** BEGIN Dataset excerpts **

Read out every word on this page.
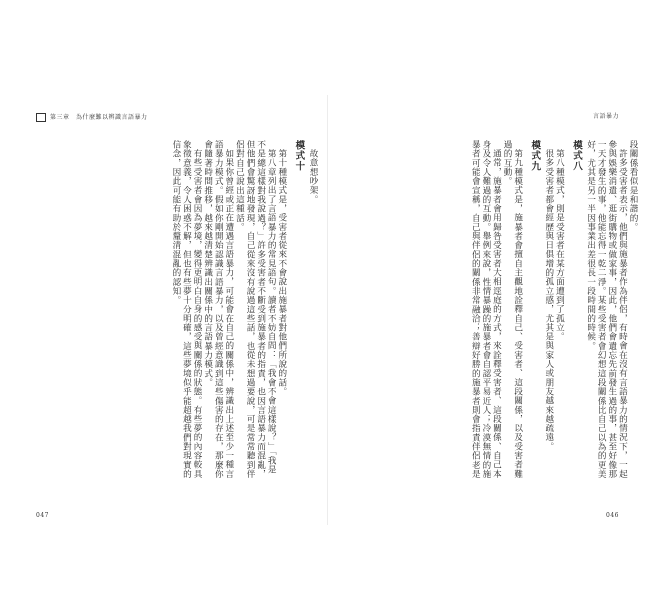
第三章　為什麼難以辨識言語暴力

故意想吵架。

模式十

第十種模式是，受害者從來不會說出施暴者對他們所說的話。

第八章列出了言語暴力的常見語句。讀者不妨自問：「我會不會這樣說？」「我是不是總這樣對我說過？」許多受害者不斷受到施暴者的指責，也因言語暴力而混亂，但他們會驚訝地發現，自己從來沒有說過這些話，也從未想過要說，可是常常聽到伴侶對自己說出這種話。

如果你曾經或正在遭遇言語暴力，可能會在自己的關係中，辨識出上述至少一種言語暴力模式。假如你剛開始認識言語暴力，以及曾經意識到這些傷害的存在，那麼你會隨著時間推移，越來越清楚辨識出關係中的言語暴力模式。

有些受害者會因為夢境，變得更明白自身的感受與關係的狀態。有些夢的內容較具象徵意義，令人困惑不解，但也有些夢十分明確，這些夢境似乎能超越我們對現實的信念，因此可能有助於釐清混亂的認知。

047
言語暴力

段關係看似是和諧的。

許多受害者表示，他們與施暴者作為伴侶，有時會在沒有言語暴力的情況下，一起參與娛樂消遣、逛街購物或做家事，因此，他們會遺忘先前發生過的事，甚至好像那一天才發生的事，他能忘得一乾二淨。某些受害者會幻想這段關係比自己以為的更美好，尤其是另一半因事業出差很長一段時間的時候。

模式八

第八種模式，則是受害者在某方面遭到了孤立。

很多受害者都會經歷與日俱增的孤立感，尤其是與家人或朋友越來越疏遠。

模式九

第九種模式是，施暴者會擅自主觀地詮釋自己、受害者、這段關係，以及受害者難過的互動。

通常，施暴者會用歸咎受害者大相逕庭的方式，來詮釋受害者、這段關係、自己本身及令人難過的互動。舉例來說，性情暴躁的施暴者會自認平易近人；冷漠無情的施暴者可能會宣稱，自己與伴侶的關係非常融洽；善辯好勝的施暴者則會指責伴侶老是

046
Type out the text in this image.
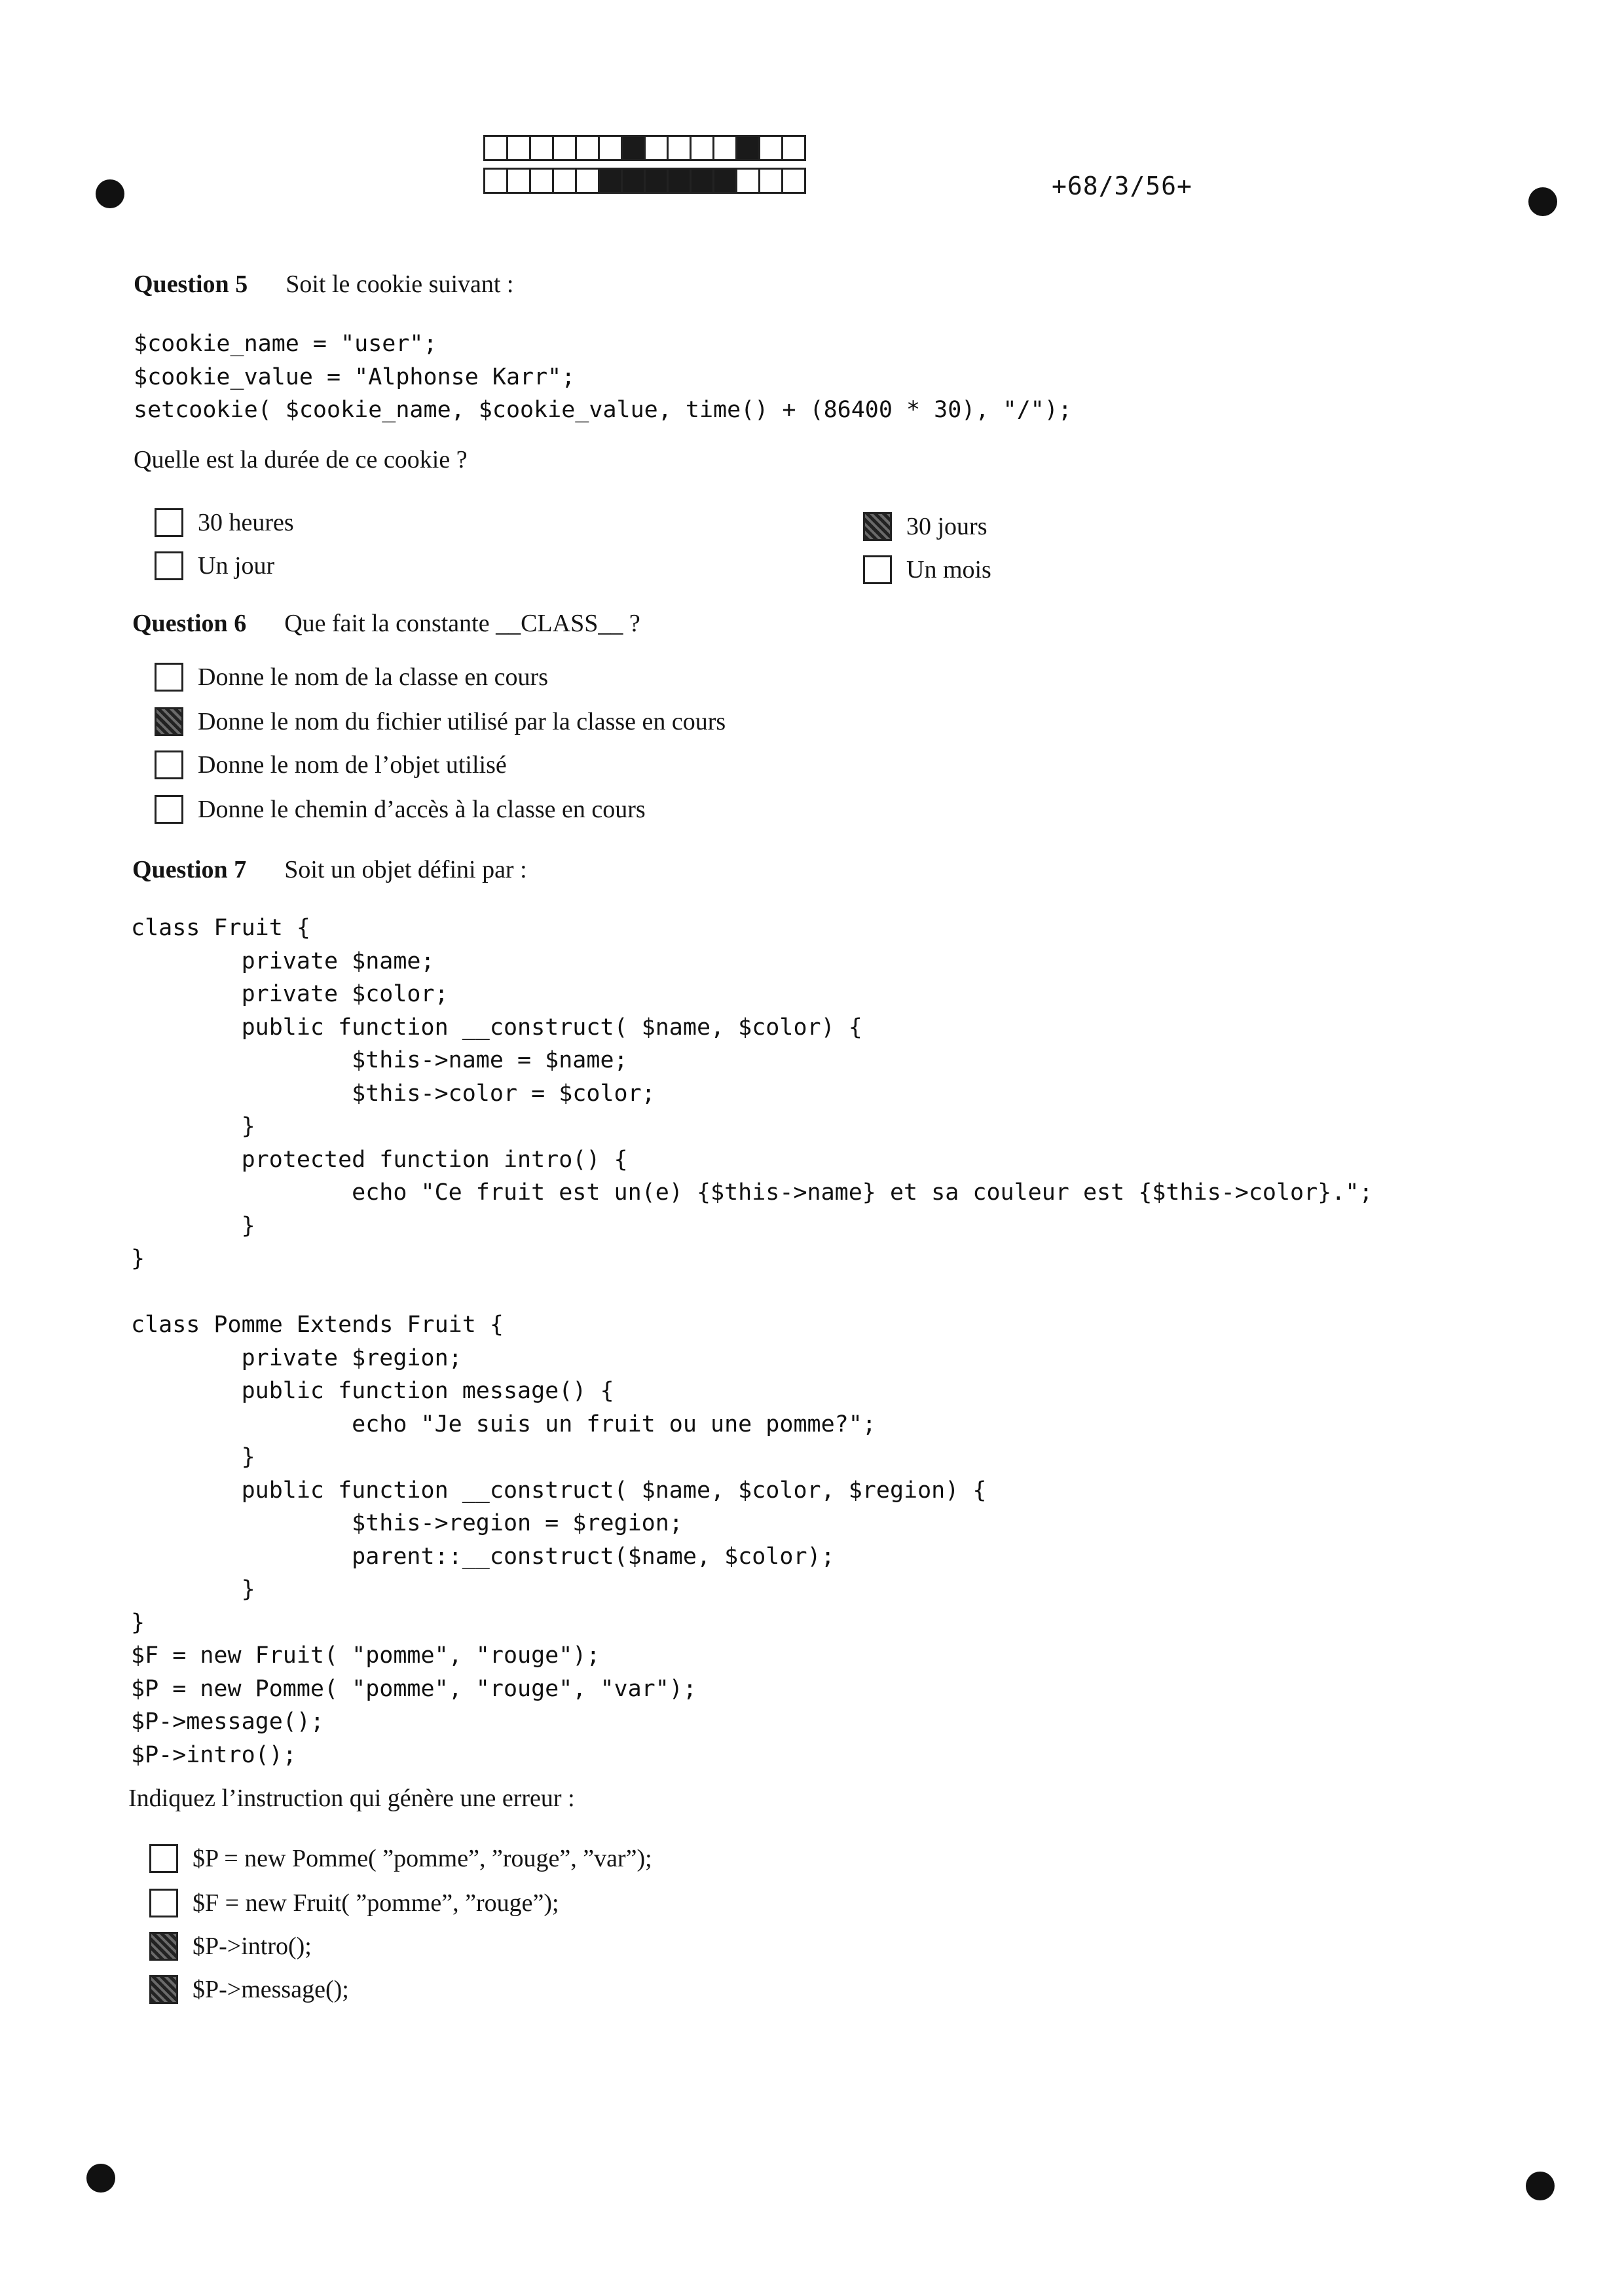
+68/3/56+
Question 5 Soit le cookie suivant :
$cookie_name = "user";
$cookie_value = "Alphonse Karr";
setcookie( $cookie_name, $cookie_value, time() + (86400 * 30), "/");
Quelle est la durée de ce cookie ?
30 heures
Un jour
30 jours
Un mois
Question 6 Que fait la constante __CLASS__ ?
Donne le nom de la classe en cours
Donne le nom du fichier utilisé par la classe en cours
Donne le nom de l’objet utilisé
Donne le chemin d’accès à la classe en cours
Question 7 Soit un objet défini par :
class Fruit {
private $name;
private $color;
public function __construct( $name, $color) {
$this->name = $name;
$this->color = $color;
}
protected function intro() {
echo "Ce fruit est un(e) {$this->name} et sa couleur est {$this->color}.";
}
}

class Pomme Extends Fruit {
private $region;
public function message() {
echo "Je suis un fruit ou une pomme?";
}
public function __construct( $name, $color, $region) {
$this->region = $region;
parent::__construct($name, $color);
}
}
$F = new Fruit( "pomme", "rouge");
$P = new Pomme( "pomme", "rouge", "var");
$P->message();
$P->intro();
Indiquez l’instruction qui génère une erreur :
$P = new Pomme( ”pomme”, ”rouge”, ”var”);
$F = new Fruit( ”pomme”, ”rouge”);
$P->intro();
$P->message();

** END Dataset excerpts **

Pictures in the records should not appear in your copy, but everything else must be transcribed exactly.

- [Result for this exercise]:
Read out every word on this page.
第三章　為什麼難以辨識言語暴力

故意想吵架。

模式十

第十種模式是，受害者從來不會說出施暴者對他們所說的話。

第八章列出了言語暴力的常見語句。讀者不妨自問：「我會不會這樣說？」「我是不是總這樣對我說過？」許多受害者不斷受到施暴者的指責，也因言語暴力而混亂，但他們會驚訝地發現，自己從來沒有說過這些話，也從未想過要說，可是常常聽到伴侶對自己說出這種話。

如果你曾經或正在遭遇言語暴力，可能會在自己的關係中，辨識出上述至少一種言語暴力模式。假如你剛開始認識言語暴力，以及曾經意識到這些傷害的存在，那麼你會隨著時間推移，越來越清楚辨識出關係中的言語暴力模式。

有些受害者會因為夢境，變得更明白自身的感受與關係的狀態。有些夢的內容較具象徵意義，令人困惑不解，但也有些夢十分明確，這些夢境似乎能超越我們對現實的信念，因此可能有助於釐清混亂的認知。

047
言語暴力

段關係看似是和諧的。

許多受害者表示，他們與施暴者作為伴侶，有時會在沒有言語暴力的情況下，一起參與娛樂消遣、逛街購物或做家事，因此，他們會遺忘先前發生過的事，甚至好像那一天才發生的事，他能忘得一乾二淨。某些受害者會幻想這段關係比自己以為的更美好，尤其是另一半因事業出差很長一段時間的時候。

模式八

第八種模式，則是受害者在某方面遭到了孤立。

很多受害者都會經歷與日俱增的孤立感，尤其是與家人或朋友越來越疏遠。

模式九

第九種模式是，施暴者會擅自主觀地詮釋自己、受害者、這段關係，以及受害者難過的互動。

通常，施暴者會用歸咎受害者大相逕庭的方式，來詮釋受害者、這段關係、自己本身及令人難過的互動。舉例來說，性情暴躁的施暴者會自認平易近人；冷漠無情的施暴者可能會宣稱，自己與伴侶的關係非常融洽；善辯好勝的施暴者則會指責伴侶老是

046
Type out the text in this image.
+68/3/56+
Question 5 Soit le cookie suivant :
$cookie_name = "user";
$cookie_value = "Alphonse Karr";
setcookie( $cookie_name, $cookie_value, time() + (86400 * 30), "/");
Quelle est la durée de ce cookie ?
30 heures
Un jour
30 jours
Un mois
Question 6 Que fait la constante __CLASS__ ?
Donne le nom de la classe en cours
Donne le nom du fichier utilisé par la classe en cours
Donne le nom de l’objet utilisé
Donne le chemin d’accès à la classe en cours
Question 7 Soit un objet défini par :
class Fruit {
private $name;
private $color;
public function __construct( $name, $color) {
$this->name = $name;
$this->color = $color;
}
protected function intro() {
echo "Ce fruit est un(e) {$this->name} et sa couleur est {$this->color}.";
}
}

class Pomme Extends Fruit {
private $region;
public function message() {
echo "Je suis un fruit ou une pomme?";
}
public function __construct( $name, $color, $region) {
$this->region = $region;
parent::__construct($name, $color);
}
}
$F = new Fruit( "pomme", "rouge");
$P = new Pomme( "pomme", "rouge", "var");
$P->message();
$P->intro();
Indiquez l’instruction qui génère une erreur :
$P = new Pomme( ”pomme”, ”rouge”, ”var”);
$F = new Fruit( ”pomme”, ”rouge”);
$P->intro();
$P->message();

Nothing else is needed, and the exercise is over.